§ Questions
a) According to the street photography post, what rate of good shots does the writer call not bad for this game?
b) Update the street photography post: begin at the words "Street Addiction" and stop after "photography is gambling.", replacing "gambling" with "a game of chance".

§ Text under study
Thursday, February 28, 2008

Street Addiction

More often than not a good photo depends on factors beyond your control. If you have good skills, some talent and are diligent you can boost the odds a little, but the bottom line is Street photography is gambling.


When I first started out I struggled for a few months until I figured out the basics and then, although I didn't appreciate it at the time, I had an incredible run of luck. True, I wasn't as discerning as I am now, and I had yet to harvest all the low hanging SP fruit, but putting that aside, I had a remarkable string of luck.

I now consider myself a journeyman Street Photographer, and as such I've had to come to grips with the reality that getting one good shot in five hundred is for this game, not bad. It's like all this time I thought I was playing chess but was really playing Chinese Checkers. My initial beginner's luck skewed my judgement on how big a factor luck actually plays in SP. Yes skill matters, but you can't photograph what's not there. Are you willing to bet five hundred times, a thousand times, before you get a hit?

Are you feeling lucky? Come on, maybe around the next corner, or just down the street, just one more shot, just one, just one more shot and you'll be even for all the time and shoe leather. All you need is just a little luck.

Sunday, February 17, 2008

Split Decision

I had only a narrow angle to aim without shooting into harsh sunlight and waited to the last second to raise and thus reveal the camea. They first hesitated, bunching up, then one turned away while the other one tried to bolt.
Most people when confronted by a stranger pointing a camera at them will either try to:

HIDE by turning away from the camera or blocking their face.

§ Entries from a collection

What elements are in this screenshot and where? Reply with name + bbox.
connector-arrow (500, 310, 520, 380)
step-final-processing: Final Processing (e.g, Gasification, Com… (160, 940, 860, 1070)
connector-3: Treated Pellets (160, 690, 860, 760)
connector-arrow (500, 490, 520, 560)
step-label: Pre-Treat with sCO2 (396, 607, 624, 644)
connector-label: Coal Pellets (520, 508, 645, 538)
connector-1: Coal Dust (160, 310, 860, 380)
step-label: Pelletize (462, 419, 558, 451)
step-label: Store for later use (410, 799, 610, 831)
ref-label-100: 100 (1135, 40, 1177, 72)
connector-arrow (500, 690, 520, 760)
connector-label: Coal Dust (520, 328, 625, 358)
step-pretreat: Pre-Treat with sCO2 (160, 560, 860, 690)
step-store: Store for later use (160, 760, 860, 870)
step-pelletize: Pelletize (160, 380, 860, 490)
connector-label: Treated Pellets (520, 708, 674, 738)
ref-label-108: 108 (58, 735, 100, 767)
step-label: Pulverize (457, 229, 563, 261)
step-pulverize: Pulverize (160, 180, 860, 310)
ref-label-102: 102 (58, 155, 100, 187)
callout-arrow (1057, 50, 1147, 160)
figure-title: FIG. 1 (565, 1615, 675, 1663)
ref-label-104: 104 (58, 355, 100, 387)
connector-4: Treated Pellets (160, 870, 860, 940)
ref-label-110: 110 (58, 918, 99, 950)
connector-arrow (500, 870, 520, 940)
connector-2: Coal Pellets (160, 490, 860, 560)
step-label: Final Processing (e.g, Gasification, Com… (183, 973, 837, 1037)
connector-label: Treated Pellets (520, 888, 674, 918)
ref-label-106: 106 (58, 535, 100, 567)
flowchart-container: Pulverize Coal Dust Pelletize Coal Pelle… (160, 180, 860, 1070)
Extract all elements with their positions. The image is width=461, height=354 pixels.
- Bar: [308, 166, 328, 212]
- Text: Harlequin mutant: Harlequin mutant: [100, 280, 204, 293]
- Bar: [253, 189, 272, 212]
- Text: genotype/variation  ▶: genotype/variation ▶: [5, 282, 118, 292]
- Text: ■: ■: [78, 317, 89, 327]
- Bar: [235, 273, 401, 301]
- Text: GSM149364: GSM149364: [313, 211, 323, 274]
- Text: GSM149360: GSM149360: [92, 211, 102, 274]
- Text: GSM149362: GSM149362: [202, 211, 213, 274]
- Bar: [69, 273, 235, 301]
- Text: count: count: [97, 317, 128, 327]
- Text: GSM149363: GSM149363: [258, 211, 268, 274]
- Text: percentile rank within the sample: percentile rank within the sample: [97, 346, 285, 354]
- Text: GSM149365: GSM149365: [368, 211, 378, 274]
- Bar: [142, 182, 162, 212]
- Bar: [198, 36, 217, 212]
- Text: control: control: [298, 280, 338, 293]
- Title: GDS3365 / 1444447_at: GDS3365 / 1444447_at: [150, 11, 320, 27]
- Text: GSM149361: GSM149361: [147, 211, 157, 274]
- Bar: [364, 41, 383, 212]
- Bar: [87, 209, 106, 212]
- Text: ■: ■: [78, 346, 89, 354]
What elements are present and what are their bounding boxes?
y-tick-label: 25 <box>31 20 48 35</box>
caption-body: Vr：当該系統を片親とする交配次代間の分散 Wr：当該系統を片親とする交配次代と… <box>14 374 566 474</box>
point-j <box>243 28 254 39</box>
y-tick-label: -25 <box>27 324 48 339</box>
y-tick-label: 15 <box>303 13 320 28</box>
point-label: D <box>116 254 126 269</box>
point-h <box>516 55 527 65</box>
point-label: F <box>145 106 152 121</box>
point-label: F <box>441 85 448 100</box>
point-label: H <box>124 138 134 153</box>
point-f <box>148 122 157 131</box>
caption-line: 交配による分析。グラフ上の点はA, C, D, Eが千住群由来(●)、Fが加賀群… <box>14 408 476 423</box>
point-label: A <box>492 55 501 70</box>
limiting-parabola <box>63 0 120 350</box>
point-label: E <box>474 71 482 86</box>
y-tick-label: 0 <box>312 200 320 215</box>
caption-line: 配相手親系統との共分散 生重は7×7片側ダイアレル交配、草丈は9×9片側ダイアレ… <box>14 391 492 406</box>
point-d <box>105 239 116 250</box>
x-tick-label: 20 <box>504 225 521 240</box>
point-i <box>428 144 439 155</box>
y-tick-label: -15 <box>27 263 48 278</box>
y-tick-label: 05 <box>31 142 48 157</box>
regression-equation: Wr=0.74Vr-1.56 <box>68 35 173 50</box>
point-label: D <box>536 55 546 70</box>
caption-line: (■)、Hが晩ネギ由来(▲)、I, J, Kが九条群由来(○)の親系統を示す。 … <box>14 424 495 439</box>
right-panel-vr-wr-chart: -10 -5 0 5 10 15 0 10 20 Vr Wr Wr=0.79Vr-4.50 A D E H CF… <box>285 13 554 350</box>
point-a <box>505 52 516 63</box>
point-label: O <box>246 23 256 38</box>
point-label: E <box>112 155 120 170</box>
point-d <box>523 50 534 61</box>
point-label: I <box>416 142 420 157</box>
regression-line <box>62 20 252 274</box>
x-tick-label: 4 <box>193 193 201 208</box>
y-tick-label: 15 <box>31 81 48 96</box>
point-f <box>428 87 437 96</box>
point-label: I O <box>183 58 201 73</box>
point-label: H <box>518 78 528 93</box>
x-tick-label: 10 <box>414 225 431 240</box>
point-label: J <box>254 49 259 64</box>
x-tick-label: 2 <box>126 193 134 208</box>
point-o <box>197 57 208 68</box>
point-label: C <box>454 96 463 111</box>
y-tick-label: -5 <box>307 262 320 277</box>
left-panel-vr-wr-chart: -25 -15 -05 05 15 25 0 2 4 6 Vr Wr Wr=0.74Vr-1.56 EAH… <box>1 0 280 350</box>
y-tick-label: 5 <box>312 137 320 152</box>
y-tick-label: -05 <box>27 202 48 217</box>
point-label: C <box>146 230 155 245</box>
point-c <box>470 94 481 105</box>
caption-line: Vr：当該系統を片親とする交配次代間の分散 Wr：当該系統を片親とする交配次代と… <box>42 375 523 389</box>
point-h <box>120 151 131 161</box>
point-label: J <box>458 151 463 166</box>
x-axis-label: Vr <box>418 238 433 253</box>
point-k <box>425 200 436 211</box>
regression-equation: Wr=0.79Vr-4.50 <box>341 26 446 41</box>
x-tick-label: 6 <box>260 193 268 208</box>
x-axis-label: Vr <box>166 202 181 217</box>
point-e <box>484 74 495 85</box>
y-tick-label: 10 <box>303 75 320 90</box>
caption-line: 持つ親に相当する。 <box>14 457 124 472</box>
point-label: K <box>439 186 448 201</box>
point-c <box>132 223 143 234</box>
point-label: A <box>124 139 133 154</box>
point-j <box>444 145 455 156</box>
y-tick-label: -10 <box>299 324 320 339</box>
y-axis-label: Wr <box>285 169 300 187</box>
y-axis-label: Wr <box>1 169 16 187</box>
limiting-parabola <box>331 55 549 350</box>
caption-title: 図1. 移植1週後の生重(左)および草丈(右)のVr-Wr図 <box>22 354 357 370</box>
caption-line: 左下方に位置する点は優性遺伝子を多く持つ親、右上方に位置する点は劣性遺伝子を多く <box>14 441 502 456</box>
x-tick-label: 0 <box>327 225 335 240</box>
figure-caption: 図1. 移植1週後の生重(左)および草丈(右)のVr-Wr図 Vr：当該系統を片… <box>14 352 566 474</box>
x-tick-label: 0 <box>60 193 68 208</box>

§ Answers to the exercises
a) One good shot in five hundred.

b)
Street Addiction

More often than not a good photo depends on factors beyond your control. If you have good skills, some talent and are diligent you can boost the odds a little, but the bottom line is Street photography is a game of chance.